• **TASK DESCRIPTION**: Your task is to output the entries below word for word.

(Figure dataset records)
----
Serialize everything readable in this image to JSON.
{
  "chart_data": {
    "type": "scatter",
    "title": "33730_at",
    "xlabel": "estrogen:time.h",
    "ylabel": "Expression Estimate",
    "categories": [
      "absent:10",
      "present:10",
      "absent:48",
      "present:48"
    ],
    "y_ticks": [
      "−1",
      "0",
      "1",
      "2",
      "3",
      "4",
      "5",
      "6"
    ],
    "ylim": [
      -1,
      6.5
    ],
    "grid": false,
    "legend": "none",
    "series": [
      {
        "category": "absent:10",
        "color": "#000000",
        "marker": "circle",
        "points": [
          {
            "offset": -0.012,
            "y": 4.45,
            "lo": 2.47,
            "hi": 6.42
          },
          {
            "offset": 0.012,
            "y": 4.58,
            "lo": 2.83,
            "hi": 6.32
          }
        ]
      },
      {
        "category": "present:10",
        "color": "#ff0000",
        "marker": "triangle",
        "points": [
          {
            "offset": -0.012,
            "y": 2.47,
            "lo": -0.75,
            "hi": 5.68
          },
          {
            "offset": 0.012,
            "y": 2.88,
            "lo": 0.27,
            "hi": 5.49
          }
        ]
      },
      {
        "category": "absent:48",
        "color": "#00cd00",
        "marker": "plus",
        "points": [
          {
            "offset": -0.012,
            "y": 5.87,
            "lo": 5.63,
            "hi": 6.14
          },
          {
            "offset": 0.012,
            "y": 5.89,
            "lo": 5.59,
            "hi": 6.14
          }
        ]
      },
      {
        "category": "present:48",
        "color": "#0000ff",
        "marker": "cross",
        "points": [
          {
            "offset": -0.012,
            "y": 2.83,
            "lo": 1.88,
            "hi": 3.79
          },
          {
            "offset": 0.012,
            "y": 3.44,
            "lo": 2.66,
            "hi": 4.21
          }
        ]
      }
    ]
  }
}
----
• **FINAL RESULT**:
Serialize everything readable in this image to JSON.
{
  "chart_data": {
    "type": "scatter",
    "title": "33730_at",
    "xlabel": "estrogen:time.h",
    "ylabel": "Expression Estimate",
    "categories": [
      "absent:10",
      "present:10",
      "absent:48",
      "present:48"
    ],
    "y_ticks": [
      "−1",
      "0",
      "1",
      "2",
      "3",
      "4",
      "5",
      "6"
    ],
    "ylim": [
      -1,
      6.5
    ],
    "grid": false,
    "legend": "none",
    "series": [
      {
        "category": "absent:10",
        "color": "#000000",
        "marker": "circle",
        "points": [
          {
            "offset": -0.012,
            "y": 4.45,
            "lo": 2.47,
            "hi": 6.42
          },
          {
            "offset": 0.012,
            "y": 4.58,
            "lo": 2.83,
            "hi": 6.32
          }
        ]
      },
      {
        "category": "present:10",
        "color": "#ff0000",
        "marker": "triangle",
        "points": [
          {
            "offset": -0.012,
            "y": 2.47,
            "lo": -0.75,
            "hi": 5.68
          },
          {
            "offset": 0.012,
            "y": 2.88,
            "lo": 0.27,
            "hi": 5.49
          }
        ]
      },
      {
        "category": "absent:48",
        "color": "#00cd00",
        "marker": "plus",
        "points": [
          {
            "offset": -0.012,
            "y": 5.87,
            "lo": 5.63,
            "hi": 6.14
          },
          {
            "offset": 0.012,
            "y": 5.89,
            "lo": 5.59,
            "hi": 6.14
          }
        ]
      },
      {
        "category": "present:48",
        "color": "#0000ff",
        "marker": "cross",
        "points": [
          {
            "offset": -0.012,
            "y": 2.83,
            "lo": 1.88,
            "hi": 3.79
          },
          {
            "offset": 0.012,
            "y": 3.44,
            "lo": 2.66,
            "hi": 4.21
          }
        ]
      }
    ]
  }
}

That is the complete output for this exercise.